■ Document excerpt ■
Gerhard Friedrich Müller (Russian: Фёдор Ива́нович Ми́ллер, Fyodor Ivanovich Miller, 29 October 1705 – 22 October 1783) was a Russian-German historian and pioneer ethnologist.

Early life
Müller was born in Herford and educated at Leipzig. In 1725, he was invited to St. Petersburg to co-found the Imperial Academy of Sciences.

Career 
Müller participated in the second Kamchatka expedition, which reported on life and nature of the further (eastern) side of the Ural mountain range. From 1733 until 1743, nineteen scientists and artists traveled through Siberia to study people, cultures and collected data for the creation of maps. Müller, who described and categorized clothing, religions and rituals of the Siberian ethnic groups, is considered to be the father of ethnography.

On his return from Siberia, he became historiographer to the Russian Empire. He was one of the first historians to bring out a general account of Russian history based on an extensive examination of the documentary sources. His accentuation of the role of Scandinavians and Germans in the history of that country – a germ of the so-called Normanist theory – earned him enmity of Mikhail Lomonosov, who had previously supported his work, and dented his Russian career.

In the early 1760s he rediscovered the List of Russian Cities, Near and Far, after which his colleague August Ludwig von Schlözer published in Russian in 1816.

In 1766, after many attacks by his colleagues, Müller was appointed keeper of the national archives. He drew up for the government a collection of its treatises.

Later life 
In 1761, Müller was elected a foreign member of the Royal Swedish Academy of Sciences. He died, aged 77, in Moscow.

See also
List of Russian historians

References 
 Kerstin Holm, Stuttgarter Zeitung, No. 303 (29 December 2005), p. 38.

■ Requests ■
(1) In the biography of Gerhard Friedrich Müller, transcribe the part that opens with the words containing "On his return" and closes with "of its treatises.".
(2) Answer these questions from the biography of Gerhard Friedrich Müller:
(a) In what town was Müller born?
(b) Between which years did the scientists and artists of the second Kamchatka expedition travel through Siberia?
(c) In what year was Müller appointed keeper of the national archives?

■ Dataset items ■
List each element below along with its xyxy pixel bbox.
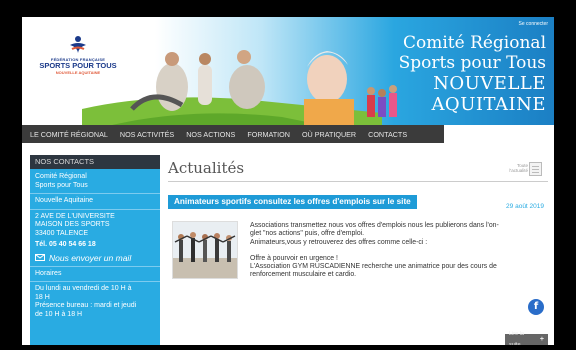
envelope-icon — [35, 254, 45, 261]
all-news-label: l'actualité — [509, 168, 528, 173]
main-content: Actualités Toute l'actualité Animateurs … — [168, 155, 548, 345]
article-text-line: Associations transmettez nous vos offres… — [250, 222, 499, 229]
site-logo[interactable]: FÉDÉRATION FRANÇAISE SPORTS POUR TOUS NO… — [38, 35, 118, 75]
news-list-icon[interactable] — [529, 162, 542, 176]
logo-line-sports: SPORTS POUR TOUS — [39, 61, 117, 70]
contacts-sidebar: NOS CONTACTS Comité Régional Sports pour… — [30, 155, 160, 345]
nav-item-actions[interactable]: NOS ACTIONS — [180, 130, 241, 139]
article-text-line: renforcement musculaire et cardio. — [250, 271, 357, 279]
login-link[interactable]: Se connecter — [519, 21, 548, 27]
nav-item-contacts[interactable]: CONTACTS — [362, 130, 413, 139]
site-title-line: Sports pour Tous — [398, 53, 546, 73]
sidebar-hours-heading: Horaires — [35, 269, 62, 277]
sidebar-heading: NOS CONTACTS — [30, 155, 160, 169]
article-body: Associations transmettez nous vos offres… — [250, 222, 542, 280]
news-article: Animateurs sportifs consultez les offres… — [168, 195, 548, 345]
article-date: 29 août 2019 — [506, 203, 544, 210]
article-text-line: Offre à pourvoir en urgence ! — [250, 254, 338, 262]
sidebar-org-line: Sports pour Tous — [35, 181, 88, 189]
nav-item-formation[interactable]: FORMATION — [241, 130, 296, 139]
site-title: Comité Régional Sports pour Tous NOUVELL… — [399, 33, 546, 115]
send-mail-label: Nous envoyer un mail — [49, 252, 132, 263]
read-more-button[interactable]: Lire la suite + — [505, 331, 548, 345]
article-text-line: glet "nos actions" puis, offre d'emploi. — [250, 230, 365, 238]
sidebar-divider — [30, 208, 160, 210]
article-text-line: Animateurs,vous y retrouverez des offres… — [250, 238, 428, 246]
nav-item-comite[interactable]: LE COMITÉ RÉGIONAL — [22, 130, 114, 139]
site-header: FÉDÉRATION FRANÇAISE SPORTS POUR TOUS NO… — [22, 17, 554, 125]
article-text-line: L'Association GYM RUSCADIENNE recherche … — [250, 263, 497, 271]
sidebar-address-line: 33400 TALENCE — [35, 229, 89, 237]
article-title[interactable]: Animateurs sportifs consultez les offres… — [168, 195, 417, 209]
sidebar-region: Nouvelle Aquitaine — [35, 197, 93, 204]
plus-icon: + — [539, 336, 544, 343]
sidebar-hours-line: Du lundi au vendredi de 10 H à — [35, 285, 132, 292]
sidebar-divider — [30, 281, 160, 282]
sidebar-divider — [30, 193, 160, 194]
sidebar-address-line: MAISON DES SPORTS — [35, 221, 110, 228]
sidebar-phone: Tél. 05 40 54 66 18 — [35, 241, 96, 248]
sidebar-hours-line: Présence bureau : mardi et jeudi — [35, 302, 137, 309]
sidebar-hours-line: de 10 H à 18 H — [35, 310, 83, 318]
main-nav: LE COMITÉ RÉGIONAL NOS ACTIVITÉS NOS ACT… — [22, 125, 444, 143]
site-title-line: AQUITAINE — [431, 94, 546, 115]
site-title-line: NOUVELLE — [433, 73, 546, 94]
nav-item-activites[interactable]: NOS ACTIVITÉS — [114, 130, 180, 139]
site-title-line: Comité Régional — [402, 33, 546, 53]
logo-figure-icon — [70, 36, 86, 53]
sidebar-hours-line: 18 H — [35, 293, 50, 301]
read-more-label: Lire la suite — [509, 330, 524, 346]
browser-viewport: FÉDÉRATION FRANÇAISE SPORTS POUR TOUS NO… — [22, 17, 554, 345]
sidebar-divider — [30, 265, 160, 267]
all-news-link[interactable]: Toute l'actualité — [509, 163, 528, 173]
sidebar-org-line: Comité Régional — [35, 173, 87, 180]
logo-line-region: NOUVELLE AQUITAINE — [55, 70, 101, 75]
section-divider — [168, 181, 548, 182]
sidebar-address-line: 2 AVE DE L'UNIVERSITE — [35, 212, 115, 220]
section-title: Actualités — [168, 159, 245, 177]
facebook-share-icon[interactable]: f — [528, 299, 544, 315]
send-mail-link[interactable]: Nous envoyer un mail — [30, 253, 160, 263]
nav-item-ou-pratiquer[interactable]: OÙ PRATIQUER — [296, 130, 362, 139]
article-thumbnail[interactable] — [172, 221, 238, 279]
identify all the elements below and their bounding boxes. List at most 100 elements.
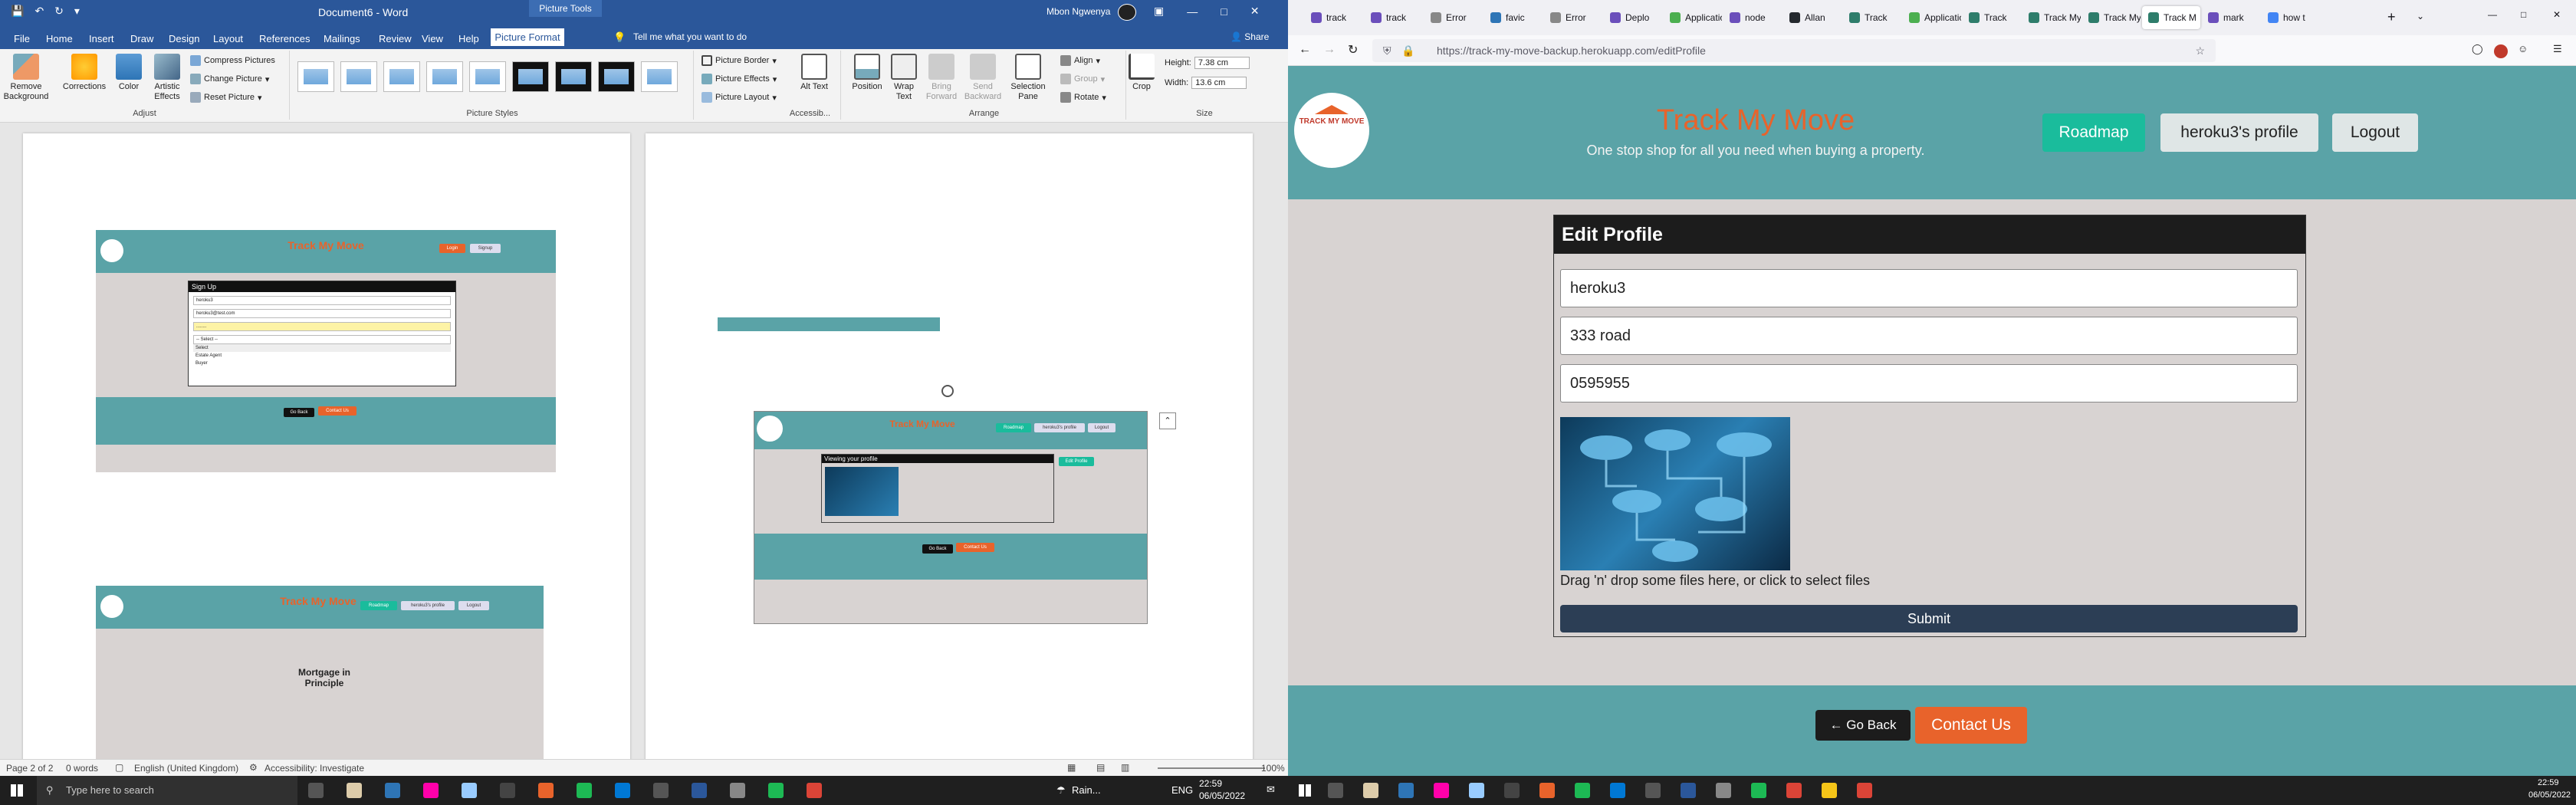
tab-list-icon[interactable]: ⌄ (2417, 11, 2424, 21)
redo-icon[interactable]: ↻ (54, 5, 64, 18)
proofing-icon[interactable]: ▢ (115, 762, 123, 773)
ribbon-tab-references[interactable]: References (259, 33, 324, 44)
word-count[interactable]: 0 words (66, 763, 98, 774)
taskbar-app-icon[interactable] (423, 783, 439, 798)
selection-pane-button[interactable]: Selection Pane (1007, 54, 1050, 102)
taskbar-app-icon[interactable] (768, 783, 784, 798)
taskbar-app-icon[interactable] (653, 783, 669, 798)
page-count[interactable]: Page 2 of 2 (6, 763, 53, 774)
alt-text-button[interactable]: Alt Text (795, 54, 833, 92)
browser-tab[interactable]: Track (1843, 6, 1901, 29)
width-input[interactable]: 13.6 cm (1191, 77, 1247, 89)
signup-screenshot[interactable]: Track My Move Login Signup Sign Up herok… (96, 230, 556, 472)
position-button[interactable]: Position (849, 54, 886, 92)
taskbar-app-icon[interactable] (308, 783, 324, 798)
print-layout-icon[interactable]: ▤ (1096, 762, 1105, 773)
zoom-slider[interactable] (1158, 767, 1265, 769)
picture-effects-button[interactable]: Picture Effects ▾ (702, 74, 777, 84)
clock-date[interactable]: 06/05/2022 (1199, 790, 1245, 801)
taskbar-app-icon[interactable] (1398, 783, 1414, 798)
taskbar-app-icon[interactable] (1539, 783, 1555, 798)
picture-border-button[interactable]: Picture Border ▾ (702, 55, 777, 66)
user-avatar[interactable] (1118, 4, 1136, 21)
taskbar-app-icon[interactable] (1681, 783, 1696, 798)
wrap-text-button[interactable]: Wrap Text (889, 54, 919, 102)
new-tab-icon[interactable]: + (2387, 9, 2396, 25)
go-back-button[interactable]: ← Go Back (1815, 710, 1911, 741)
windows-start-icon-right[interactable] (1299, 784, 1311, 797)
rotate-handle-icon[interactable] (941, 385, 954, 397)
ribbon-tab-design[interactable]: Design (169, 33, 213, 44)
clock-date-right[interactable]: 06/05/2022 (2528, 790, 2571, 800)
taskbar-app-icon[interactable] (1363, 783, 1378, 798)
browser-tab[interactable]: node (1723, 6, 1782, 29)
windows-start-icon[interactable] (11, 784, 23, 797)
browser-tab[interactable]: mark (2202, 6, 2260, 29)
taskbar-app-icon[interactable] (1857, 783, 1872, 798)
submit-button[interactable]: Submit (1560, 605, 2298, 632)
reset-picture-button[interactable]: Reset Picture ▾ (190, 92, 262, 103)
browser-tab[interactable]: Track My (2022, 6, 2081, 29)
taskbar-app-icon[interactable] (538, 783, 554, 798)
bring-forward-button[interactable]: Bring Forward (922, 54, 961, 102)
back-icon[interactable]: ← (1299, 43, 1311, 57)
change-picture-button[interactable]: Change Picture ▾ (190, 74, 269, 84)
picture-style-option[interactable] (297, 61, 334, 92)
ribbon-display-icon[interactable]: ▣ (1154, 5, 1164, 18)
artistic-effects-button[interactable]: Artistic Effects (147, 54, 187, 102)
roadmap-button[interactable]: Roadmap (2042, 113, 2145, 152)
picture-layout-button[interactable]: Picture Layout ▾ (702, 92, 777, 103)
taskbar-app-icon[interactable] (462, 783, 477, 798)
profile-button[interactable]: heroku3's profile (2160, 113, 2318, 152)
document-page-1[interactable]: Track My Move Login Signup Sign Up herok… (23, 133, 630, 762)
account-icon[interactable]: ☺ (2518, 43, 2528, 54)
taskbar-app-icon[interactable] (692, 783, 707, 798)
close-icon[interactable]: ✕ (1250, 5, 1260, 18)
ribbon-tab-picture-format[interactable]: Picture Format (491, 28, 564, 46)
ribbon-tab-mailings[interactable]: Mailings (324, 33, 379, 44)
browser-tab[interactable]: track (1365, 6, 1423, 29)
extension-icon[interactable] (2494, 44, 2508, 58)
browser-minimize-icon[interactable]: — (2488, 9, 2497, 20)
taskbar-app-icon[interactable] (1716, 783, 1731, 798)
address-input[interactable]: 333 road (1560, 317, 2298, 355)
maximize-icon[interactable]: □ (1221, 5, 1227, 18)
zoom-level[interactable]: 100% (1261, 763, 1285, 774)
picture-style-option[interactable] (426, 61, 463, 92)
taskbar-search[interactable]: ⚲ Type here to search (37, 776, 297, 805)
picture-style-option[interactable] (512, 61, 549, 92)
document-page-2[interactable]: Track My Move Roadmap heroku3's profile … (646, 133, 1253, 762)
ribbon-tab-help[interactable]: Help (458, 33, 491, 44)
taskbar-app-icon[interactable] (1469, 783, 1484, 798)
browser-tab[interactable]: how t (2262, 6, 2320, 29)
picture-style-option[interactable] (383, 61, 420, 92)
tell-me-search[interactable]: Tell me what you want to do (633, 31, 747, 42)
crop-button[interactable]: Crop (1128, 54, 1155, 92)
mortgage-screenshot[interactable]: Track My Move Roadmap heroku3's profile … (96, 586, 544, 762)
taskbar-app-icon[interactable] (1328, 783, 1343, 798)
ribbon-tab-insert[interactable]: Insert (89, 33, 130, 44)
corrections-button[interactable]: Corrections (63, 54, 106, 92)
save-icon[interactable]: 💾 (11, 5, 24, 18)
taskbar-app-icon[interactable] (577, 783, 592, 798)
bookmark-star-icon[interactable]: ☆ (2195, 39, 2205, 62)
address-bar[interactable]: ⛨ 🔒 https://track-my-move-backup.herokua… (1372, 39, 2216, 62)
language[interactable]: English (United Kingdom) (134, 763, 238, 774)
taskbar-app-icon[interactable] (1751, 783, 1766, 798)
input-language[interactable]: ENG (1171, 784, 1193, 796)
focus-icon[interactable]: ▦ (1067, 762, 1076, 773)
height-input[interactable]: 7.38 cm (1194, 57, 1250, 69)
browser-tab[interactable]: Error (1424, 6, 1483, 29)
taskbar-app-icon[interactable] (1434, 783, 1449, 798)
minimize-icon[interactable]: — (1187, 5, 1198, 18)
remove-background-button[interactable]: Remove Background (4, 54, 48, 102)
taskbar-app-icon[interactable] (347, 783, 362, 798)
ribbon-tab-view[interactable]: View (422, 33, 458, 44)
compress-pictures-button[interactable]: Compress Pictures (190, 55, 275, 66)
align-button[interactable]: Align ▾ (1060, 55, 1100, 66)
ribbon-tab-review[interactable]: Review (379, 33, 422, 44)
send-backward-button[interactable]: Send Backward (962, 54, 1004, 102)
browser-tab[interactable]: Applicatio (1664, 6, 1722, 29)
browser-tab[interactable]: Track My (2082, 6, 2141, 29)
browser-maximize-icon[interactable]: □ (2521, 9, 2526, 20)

■ Results of the exercise ■
(1)
On his return from Siberia, he became historiographer to the Russian Empire. He was one of the first historians to bring out a general account of Russian history based on an extensive examination of the documentary sources. His accentuation of the role of Scandinavians and Germans in the history of that country – a germ of the so-called Normanist theory – earned him enmity of Mikhail Lomonosov, who had previously supported his work, and dented his Russian career.

In the early 1760s he rediscovered the List of Russian Cities, Near and Far, after which his colleague August Ludwig von Schlözer published in Russian in 1816.

In 1766, after many attacks by his colleagues, Müller was appointed keeper of the national archives. He drew up for the government a collection of its treatises.

(2)
(a) Herford
(b) From 1733 until 1743
(c) 1766